=== YOUR GOAL ===
Scan the data below for the string "Senador". Copy every line where it appears.

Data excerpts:
● ● ● ● ● ● ●
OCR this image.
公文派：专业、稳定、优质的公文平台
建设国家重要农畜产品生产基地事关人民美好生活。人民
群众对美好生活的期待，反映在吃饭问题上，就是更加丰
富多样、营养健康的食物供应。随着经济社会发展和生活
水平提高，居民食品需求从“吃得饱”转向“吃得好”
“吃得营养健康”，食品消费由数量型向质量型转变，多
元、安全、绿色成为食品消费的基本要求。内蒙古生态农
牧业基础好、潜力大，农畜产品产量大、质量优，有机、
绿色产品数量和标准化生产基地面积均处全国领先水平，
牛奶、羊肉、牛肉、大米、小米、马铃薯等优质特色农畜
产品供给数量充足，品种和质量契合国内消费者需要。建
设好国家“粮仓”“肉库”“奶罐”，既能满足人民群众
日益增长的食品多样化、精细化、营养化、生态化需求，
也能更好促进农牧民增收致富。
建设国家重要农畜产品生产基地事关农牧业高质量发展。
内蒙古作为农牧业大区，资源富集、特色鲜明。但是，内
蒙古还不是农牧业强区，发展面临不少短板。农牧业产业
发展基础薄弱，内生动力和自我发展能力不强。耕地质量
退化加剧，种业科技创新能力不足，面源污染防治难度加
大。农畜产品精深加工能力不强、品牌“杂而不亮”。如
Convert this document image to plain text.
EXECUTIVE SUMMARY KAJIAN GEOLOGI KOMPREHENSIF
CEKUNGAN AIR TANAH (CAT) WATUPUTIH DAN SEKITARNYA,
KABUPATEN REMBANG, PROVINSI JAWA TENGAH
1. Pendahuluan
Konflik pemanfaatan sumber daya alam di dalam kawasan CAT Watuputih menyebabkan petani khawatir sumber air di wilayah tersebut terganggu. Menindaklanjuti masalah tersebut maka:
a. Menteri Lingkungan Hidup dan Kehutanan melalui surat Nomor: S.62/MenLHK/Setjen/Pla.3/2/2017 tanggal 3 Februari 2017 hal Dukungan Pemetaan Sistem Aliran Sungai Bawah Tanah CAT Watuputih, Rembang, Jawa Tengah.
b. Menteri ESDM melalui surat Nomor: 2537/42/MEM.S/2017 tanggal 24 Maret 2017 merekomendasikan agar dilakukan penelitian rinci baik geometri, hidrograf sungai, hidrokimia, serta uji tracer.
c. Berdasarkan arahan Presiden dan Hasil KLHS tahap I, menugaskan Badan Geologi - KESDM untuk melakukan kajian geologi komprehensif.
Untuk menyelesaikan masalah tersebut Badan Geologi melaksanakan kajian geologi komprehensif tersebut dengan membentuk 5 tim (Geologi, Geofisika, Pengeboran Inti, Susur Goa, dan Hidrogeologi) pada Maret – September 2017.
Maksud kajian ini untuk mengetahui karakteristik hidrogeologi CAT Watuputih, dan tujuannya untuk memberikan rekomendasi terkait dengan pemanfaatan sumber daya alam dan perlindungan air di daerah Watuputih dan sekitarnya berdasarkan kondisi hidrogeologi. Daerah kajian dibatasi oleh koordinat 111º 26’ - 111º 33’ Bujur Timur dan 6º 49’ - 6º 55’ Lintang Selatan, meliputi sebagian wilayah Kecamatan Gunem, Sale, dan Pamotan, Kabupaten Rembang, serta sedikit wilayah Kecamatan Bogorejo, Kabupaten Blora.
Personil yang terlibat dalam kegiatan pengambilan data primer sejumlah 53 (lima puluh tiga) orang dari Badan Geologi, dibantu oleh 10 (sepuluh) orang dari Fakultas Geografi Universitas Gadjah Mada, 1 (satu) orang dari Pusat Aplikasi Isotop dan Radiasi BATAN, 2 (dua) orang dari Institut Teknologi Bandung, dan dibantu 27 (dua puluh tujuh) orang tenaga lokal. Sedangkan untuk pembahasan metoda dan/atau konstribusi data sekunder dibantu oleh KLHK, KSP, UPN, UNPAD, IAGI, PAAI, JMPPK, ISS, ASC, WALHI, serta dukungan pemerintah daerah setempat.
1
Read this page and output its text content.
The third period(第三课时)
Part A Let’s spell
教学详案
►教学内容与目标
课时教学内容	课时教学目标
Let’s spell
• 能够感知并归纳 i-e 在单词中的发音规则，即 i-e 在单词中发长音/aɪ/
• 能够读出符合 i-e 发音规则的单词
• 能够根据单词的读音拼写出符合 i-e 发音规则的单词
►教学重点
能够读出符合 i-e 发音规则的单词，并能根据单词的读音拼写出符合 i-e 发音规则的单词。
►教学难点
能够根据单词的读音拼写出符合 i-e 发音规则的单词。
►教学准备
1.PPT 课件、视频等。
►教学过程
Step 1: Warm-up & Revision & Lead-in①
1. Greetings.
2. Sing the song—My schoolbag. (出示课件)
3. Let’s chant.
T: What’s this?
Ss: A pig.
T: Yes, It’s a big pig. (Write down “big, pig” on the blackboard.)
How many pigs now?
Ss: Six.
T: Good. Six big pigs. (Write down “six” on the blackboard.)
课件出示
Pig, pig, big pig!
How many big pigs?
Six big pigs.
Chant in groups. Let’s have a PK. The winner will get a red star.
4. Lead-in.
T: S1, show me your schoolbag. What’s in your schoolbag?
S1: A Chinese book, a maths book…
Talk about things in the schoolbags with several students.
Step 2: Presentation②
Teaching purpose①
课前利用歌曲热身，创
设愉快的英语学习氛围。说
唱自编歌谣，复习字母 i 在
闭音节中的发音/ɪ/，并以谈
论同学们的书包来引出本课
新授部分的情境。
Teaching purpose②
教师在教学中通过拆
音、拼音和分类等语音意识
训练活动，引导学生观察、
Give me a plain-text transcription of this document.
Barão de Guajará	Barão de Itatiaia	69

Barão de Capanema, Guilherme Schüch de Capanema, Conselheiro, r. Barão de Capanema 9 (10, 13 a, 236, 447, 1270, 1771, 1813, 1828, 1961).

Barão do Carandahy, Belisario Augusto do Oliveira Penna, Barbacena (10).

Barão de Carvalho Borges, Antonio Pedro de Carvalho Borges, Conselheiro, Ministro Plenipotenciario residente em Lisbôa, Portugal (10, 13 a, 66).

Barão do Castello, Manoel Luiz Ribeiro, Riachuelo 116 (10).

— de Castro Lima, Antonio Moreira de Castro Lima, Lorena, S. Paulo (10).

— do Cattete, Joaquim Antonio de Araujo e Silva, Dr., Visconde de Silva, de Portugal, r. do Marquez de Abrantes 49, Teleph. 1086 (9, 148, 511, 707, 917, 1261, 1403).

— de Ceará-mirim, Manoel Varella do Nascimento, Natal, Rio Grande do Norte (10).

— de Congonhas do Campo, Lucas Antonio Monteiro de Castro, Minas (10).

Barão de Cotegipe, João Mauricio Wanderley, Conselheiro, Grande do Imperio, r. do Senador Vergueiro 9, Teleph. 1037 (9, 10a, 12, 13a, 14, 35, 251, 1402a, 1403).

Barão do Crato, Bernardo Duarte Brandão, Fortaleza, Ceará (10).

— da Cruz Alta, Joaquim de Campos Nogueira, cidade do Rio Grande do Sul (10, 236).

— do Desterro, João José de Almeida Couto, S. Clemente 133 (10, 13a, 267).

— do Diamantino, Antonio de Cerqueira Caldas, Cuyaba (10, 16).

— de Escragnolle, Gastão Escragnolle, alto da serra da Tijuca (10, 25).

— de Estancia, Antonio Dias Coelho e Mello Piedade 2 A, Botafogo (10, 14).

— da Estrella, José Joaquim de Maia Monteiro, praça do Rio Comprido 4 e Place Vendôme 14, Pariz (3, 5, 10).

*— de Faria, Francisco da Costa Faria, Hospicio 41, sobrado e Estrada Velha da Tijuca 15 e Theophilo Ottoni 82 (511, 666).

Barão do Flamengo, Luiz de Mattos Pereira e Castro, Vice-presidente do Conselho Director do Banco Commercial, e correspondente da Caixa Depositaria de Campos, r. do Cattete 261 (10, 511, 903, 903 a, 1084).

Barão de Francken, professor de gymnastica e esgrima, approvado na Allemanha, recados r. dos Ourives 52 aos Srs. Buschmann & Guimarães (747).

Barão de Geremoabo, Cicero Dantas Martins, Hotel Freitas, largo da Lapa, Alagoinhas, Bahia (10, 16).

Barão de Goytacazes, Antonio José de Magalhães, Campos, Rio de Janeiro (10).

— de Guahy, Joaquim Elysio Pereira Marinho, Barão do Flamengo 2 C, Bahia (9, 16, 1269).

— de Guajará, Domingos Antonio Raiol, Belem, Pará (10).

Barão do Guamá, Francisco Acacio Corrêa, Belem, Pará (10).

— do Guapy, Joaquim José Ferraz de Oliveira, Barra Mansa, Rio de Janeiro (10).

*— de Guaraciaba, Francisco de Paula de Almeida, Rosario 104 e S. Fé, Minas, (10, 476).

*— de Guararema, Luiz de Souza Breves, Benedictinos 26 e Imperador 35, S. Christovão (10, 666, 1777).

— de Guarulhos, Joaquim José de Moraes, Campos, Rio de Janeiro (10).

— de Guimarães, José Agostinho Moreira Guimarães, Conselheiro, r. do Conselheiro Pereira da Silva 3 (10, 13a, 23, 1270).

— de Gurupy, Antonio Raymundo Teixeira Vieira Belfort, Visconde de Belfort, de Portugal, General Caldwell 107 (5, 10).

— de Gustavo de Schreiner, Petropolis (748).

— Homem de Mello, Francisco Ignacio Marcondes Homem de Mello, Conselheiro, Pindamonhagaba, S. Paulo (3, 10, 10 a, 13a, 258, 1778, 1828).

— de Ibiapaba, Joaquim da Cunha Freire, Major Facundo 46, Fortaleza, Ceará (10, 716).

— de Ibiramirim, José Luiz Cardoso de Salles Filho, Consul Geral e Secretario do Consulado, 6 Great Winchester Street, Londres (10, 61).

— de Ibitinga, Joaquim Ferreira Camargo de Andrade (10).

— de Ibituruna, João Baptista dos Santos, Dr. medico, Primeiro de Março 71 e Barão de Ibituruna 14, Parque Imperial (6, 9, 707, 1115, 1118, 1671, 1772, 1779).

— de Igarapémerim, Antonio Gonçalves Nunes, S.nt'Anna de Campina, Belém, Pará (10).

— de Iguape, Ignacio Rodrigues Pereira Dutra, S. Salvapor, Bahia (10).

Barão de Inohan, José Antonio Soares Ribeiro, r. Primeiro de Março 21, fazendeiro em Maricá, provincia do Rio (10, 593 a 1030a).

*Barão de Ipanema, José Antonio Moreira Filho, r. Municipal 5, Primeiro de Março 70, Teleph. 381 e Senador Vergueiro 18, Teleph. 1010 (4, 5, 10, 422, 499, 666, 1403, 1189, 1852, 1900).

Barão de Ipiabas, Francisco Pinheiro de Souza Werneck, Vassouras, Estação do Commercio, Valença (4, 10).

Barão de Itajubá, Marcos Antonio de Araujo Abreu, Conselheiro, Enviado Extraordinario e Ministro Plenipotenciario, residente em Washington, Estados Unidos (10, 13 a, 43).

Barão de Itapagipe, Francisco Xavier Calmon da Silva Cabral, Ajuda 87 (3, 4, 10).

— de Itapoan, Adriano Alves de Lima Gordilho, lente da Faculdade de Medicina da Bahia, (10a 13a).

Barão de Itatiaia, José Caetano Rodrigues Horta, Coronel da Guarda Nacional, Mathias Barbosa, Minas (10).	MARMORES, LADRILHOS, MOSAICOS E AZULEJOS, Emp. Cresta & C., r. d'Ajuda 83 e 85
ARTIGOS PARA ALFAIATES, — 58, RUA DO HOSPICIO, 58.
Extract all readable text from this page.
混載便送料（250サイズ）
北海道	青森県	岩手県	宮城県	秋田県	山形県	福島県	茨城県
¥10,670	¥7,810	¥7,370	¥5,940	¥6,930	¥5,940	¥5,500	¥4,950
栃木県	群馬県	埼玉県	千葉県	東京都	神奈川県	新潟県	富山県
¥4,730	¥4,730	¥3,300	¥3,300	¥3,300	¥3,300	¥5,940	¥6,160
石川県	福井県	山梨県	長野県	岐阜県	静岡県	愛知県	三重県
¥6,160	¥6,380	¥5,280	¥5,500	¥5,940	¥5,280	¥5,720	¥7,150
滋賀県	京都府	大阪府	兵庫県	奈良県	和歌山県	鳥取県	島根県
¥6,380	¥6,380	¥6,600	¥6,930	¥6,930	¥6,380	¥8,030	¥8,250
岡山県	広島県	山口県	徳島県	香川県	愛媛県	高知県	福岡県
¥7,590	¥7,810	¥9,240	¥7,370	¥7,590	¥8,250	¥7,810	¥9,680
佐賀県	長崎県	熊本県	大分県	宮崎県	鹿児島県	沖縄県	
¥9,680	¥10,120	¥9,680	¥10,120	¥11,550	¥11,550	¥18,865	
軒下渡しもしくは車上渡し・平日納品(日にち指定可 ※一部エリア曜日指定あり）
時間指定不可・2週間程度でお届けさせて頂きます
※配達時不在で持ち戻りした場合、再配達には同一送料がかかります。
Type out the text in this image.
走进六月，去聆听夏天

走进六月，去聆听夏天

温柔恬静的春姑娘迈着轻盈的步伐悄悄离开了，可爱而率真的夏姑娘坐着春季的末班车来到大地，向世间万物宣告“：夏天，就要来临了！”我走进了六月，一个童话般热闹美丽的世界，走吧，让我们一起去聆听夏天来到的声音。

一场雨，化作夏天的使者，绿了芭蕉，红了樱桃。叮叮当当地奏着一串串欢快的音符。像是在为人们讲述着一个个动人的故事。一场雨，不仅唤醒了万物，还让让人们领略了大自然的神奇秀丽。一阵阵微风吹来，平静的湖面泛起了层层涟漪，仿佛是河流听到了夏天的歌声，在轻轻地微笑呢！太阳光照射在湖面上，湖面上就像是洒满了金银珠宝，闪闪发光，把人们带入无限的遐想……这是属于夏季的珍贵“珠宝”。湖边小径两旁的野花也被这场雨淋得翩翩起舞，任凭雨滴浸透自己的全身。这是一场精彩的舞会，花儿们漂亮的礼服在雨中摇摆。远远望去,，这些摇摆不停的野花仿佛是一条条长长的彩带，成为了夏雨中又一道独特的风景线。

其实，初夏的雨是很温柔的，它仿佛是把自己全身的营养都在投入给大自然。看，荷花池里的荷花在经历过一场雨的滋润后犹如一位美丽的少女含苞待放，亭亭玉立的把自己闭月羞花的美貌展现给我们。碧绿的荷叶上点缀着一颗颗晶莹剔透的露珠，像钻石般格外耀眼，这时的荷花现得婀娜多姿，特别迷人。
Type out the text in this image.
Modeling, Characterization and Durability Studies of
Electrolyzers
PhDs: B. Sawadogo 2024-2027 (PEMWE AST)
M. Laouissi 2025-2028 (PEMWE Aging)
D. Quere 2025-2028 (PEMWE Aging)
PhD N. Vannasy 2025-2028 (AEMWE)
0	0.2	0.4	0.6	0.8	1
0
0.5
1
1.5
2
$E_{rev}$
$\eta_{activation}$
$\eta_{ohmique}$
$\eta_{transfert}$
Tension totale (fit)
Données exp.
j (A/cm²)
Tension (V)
● ● ● ● ● ● ●
=== THE REPLY ===
Barão de Cotegipe, João Mauricio Wanderley, Conselheiro, Grande do Imperio, r. do Senador Vergueiro 9, Teleph. 1037 (9, 10a, 12, 13a, 14, 35, 251, 1402a, 1403).
*Barão de Ipanema, José Antonio Moreira Filho, r. Municipal 5, Primeiro de Março 70, Teleph. 381 e Senador Vergueiro 18, Teleph. 1010 (4, 5, 10, 422, 499, 666, 1403, 1189, 1852, 1900).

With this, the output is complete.